- [Written problem] List each line of the data that holds the string "filter", please.

(Data records)
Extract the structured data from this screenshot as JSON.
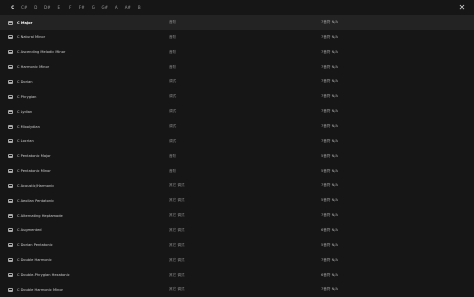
{
  "notes": [
    "C",
    "C#",
    "D",
    "D#",
    "E",
    "F",
    "F#",
    "G",
    "G#",
    "A",
    "A#",
    "B"
  ],
  "active_note_index": 0,
  "close_symbol": "✕",
  "scales": [
    {
      "name": "C Major",
      "category": "音阶",
      "count": "7音符 N/A"
    },
    {
      "name": "C Natural Minor",
      "category": "音阶",
      "count": "7音符 N/A"
    },
    {
      "name": "C Ascending Melodic Minor",
      "category": "音阶",
      "count": "7音符 N/A"
    },
    {
      "name": "C Harmonic Minor",
      "category": "音阶",
      "count": "7音符 N/A"
    },
    {
      "name": "C Dorian",
      "category": "调式",
      "count": "7音符 N/A"
    },
    {
      "name": "C Phrygian",
      "category": "调式",
      "count": "7音符 N/A"
    },
    {
      "name": "C Lydian",
      "category": "调式",
      "count": "7音符 N/A"
    },
    {
      "name": "C Mixolydian",
      "category": "调式",
      "count": "7音符 N/A"
    },
    {
      "name": "C Locrian",
      "category": "调式",
      "count": "7音符 N/A"
    },
    {
      "name": "C Pentatonic Major",
      "category": "音阶",
      "count": "5音符 N/A"
    },
    {
      "name": "C Pentatonic Minor",
      "category": "音阶",
      "count": "5音符 N/A"
    },
    {
      "name": "C Acoustic/Harmonic",
      "category": "其它 调式",
      "count": "7音符 N/A"
    },
    {
      "name": "C Aeolian Pentatonic",
      "category": "其它 调式",
      "count": "5音符 N/A"
    },
    {
      "name": "C Alternating Heptamode",
      "category": "其它 调式",
      "count": "7音符 N/A"
    },
    {
      "name": "C Augmented",
      "category": "其它 调式",
      "count": "6音符 N/A"
    },
    {
      "name": "C Dorian Pentatonic",
      "category": "其它 调式",
      "count": "5音符 N/A"
    },
    {
      "name": "C Double Harmonic",
      "category": "其它 调式",
      "count": "7音符 N/A"
    },
    {
      "name": "C Double-Phrygian Hexatonic",
      "category": "其它 调式",
      "count": "6音符 N/A"
    },
    {
      "name": "C Double Harmonic Minor",
      "category": "其它 调式",
      "count": "7音符 N/A"
    }
  ]
}
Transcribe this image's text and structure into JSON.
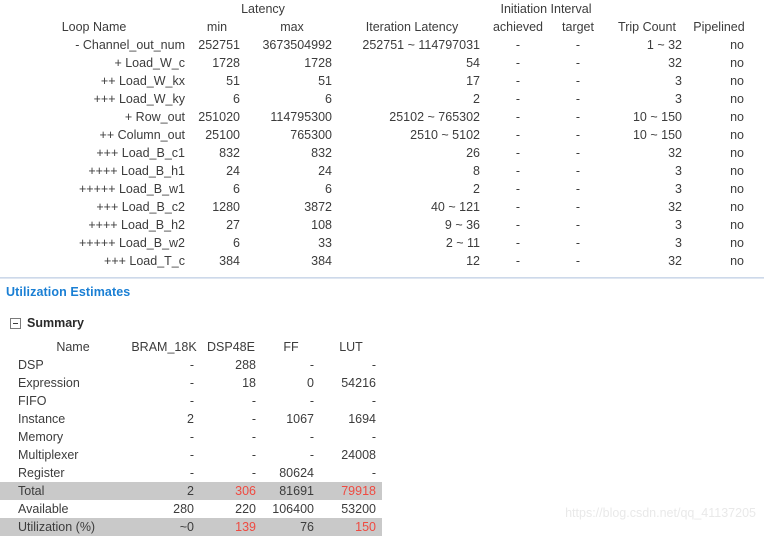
{
  "loop_table": {
    "group_headers": {
      "latency": "Latency",
      "initiation_interval": "Initiation Interval"
    },
    "columns": {
      "loop_name": "Loop Name",
      "min": "min",
      "max": "max",
      "iteration_latency": "Iteration Latency",
      "achieved": "achieved",
      "target": "target",
      "trip_count": "Trip Count",
      "pipelined": "Pipelined"
    },
    "rows": [
      {
        "name": "- Channel_out_num",
        "min": "252751",
        "max": "3673504992",
        "iteration_latency": "252751 ~ 114797031",
        "achieved": "-",
        "target": "-",
        "trip_count": "1 ~ 32",
        "pipelined": "no"
      },
      {
        "name": "+ Load_W_c",
        "min": "1728",
        "max": "1728",
        "iteration_latency": "54",
        "achieved": "-",
        "target": "-",
        "trip_count": "32",
        "pipelined": "no"
      },
      {
        "name": "++ Load_W_kx",
        "min": "51",
        "max": "51",
        "iteration_latency": "17",
        "achieved": "-",
        "target": "-",
        "trip_count": "3",
        "pipelined": "no"
      },
      {
        "name": "+++ Load_W_ky",
        "min": "6",
        "max": "6",
        "iteration_latency": "2",
        "achieved": "-",
        "target": "-",
        "trip_count": "3",
        "pipelined": "no"
      },
      {
        "name": "+ Row_out",
        "min": "251020",
        "max": "114795300",
        "iteration_latency": "25102 ~ 765302",
        "achieved": "-",
        "target": "-",
        "trip_count": "10 ~ 150",
        "pipelined": "no"
      },
      {
        "name": "++ Column_out",
        "min": "25100",
        "max": "765300",
        "iteration_latency": "2510 ~ 5102",
        "achieved": "-",
        "target": "-",
        "trip_count": "10 ~ 150",
        "pipelined": "no"
      },
      {
        "name": "+++ Load_B_c1",
        "min": "832",
        "max": "832",
        "iteration_latency": "26",
        "achieved": "-",
        "target": "-",
        "trip_count": "32",
        "pipelined": "no"
      },
      {
        "name": "++++ Load_B_h1",
        "min": "24",
        "max": "24",
        "iteration_latency": "8",
        "achieved": "-",
        "target": "-",
        "trip_count": "3",
        "pipelined": "no"
      },
      {
        "name": "+++++ Load_B_w1",
        "min": "6",
        "max": "6",
        "iteration_latency": "2",
        "achieved": "-",
        "target": "-",
        "trip_count": "3",
        "pipelined": "no"
      },
      {
        "name": "+++ Load_B_c2",
        "min": "1280",
        "max": "3872",
        "iteration_latency": "40 ~ 121",
        "achieved": "-",
        "target": "-",
        "trip_count": "32",
        "pipelined": "no"
      },
      {
        "name": "++++ Load_B_h2",
        "min": "27",
        "max": "108",
        "iteration_latency": "9 ~ 36",
        "achieved": "-",
        "target": "-",
        "trip_count": "3",
        "pipelined": "no"
      },
      {
        "name": "+++++ Load_B_w2",
        "min": "6",
        "max": "33",
        "iteration_latency": "2 ~ 11",
        "achieved": "-",
        "target": "-",
        "trip_count": "3",
        "pipelined": "no"
      },
      {
        "name": "+++ Load_T_c",
        "min": "384",
        "max": "384",
        "iteration_latency": "12",
        "achieved": "-",
        "target": "-",
        "trip_count": "32",
        "pipelined": "no"
      }
    ]
  },
  "utilization": {
    "section_title": "Utilization Estimates",
    "summary_label": "Summary",
    "columns": {
      "name": "Name",
      "bram": "BRAM_18K",
      "dsp": "DSP48E",
      "ff": "FF",
      "lut": "LUT"
    },
    "rows": [
      {
        "name": "DSP",
        "bram": "-",
        "dsp": "288",
        "ff": "-",
        "lut": "-"
      },
      {
        "name": "Expression",
        "bram": "-",
        "dsp": "18",
        "ff": "0",
        "lut": "54216"
      },
      {
        "name": "FIFO",
        "bram": "-",
        "dsp": "-",
        "ff": "-",
        "lut": "-"
      },
      {
        "name": "Instance",
        "bram": "2",
        "dsp": "-",
        "ff": "1067",
        "lut": "1694"
      },
      {
        "name": "Memory",
        "bram": "-",
        "dsp": "-",
        "ff": "-",
        "lut": "-"
      },
      {
        "name": "Multiplexer",
        "bram": "-",
        "dsp": "-",
        "ff": "-",
        "lut": "24008"
      },
      {
        "name": "Register",
        "bram": "-",
        "dsp": "-",
        "ff": "80624",
        "lut": "-"
      }
    ],
    "total": {
      "name": "Total",
      "bram": "2",
      "dsp": "306",
      "ff": "81691",
      "lut": "79918"
    },
    "available": {
      "name": "Available",
      "bram": "280",
      "dsp": "220",
      "ff": "106400",
      "lut": "53200"
    },
    "utilization": {
      "name": "Utilization (%)",
      "bram": "~0",
      "dsp": "139",
      "ff": "76",
      "lut": "150"
    }
  },
  "watermark": "https://blog.csdn.net/qq_41137205",
  "colors": {
    "section_title": "#1a7fd4",
    "over_budget": "#ef4a41",
    "highlight_row": "#c9c9c9",
    "text": "#3c3c3c"
  }
}
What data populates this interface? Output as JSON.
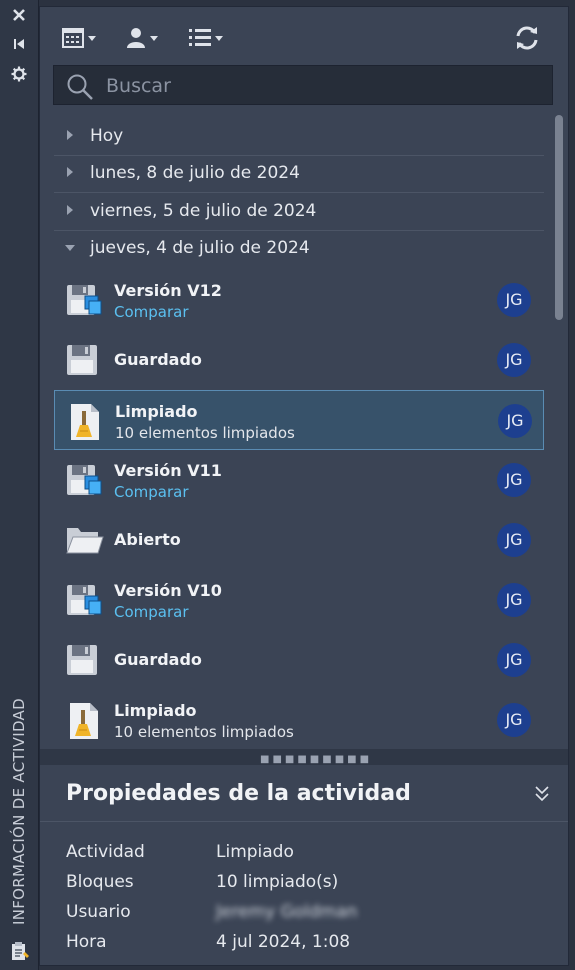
{
  "sidebar": {
    "title": "INFORMACIÓN DE ACTIVIDAD",
    "icons": [
      "close-icon",
      "collapse-icon",
      "gear-icon",
      "clipboard-icon"
    ]
  },
  "toolbar": {
    "icons": [
      "calendar-filter-icon",
      "user-filter-icon",
      "list-view-icon",
      "refresh-icon"
    ]
  },
  "search": {
    "placeholder": "Buscar",
    "value": ""
  },
  "groups": [
    {
      "label": "Hoy",
      "expanded": false
    },
    {
      "label": "lunes, 8 de julio de 2024",
      "expanded": false
    },
    {
      "label": "viernes, 5 de julio de 2024",
      "expanded": false
    },
    {
      "label": "jueves, 4 de julio de 2024",
      "expanded": true
    }
  ],
  "items": [
    {
      "title": "Versión V12",
      "subtitle": "Comparar",
      "subtitle_link": true,
      "icon": "version-save-icon",
      "user": "JG",
      "selected": false
    },
    {
      "title": "Guardado",
      "subtitle": "",
      "subtitle_link": false,
      "icon": "save-icon",
      "user": "JG",
      "selected": false
    },
    {
      "title": "Limpiado",
      "subtitle": "10 elementos limpiados",
      "subtitle_link": false,
      "icon": "purge-icon",
      "user": "JG",
      "selected": true
    },
    {
      "title": "Versión V11",
      "subtitle": "Comparar",
      "subtitle_link": true,
      "icon": "version-save-icon",
      "user": "JG",
      "selected": false
    },
    {
      "title": "Abierto",
      "subtitle": "",
      "subtitle_link": false,
      "icon": "folder-open-icon",
      "user": "JG",
      "selected": false
    },
    {
      "title": "Versión V10",
      "subtitle": "Comparar",
      "subtitle_link": true,
      "icon": "version-save-icon",
      "user": "JG",
      "selected": false
    },
    {
      "title": "Guardado",
      "subtitle": "",
      "subtitle_link": false,
      "icon": "save-icon",
      "user": "JG",
      "selected": false
    },
    {
      "title": "Limpiado",
      "subtitle": "10 elementos limpiados",
      "subtitle_link": false,
      "icon": "purge-icon",
      "user": "JG",
      "selected": false
    }
  ],
  "properties": {
    "header": "Propiedades de la actividad",
    "rows": [
      {
        "key": "Actividad",
        "value": "Limpiado"
      },
      {
        "key": "Bloques",
        "value": "10 limpiado(s)"
      },
      {
        "key": "Usuario",
        "value": "Jeremy Goldman"
      },
      {
        "key": "Hora",
        "value": "4 jul 2024, 1:08"
      }
    ]
  },
  "colors": {
    "panel_bg": "#3b4455",
    "selected_bg": "#37526a",
    "link": "#5bc0f0",
    "avatar_bg": "#1d3f8f"
  }
}
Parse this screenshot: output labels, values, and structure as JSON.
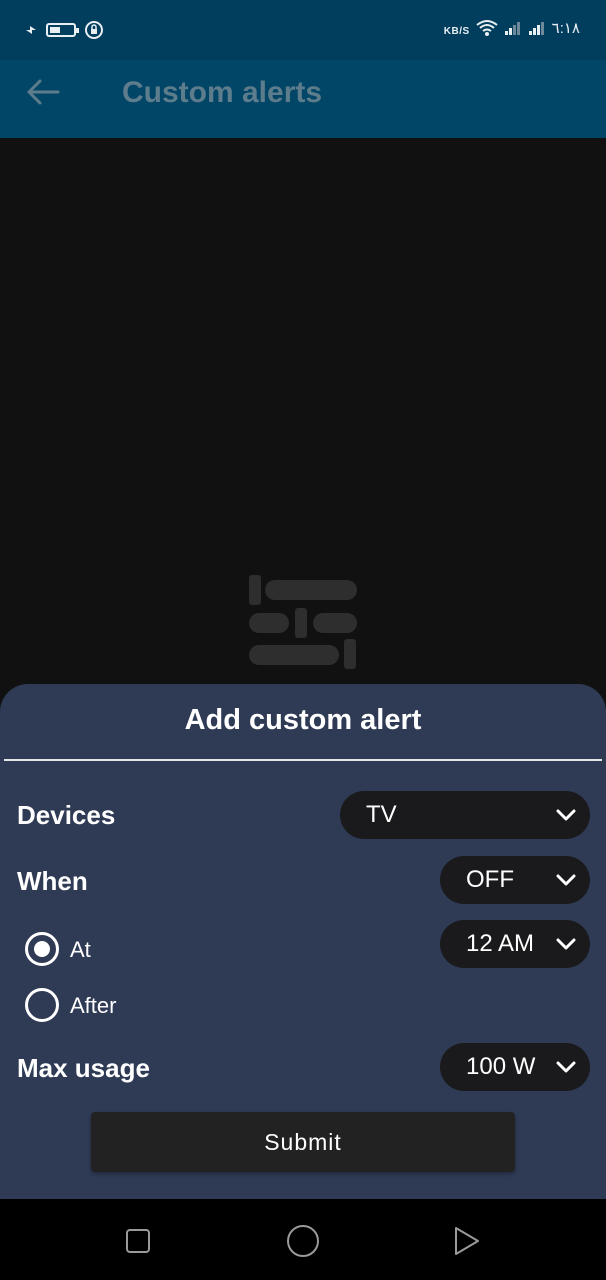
{
  "status_bar": {
    "time": "٦:١٨",
    "speed_unit": "KB/S"
  },
  "app_bar": {
    "title": "Custom alerts",
    "back_icon": "arrow-back-icon"
  },
  "sheet": {
    "title": "Add custom alert",
    "devices": {
      "label": "Devices",
      "value": "TV"
    },
    "when": {
      "label": "When",
      "value": "OFF"
    },
    "time_mode": {
      "options": [
        {
          "label": "At",
          "selected": true
        },
        {
          "label": "After",
          "selected": false
        }
      ],
      "time_value": "12 AM"
    },
    "max_usage": {
      "label": "Max usage",
      "value": "100 W"
    },
    "submit_label": "Submit"
  },
  "colors": {
    "status_bar": "#013e5e",
    "app_bar": "#024667",
    "sheet": "#2f3a55",
    "select_bg": "#1a1a1c",
    "content_bg": "#111111"
  },
  "nav_bar": {
    "icons": [
      "recents-square-icon",
      "home-circle-icon",
      "back-triangle-icon"
    ]
  }
}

- [Full solution]
      "calendar-filter-icon",
      "user-filter-icon",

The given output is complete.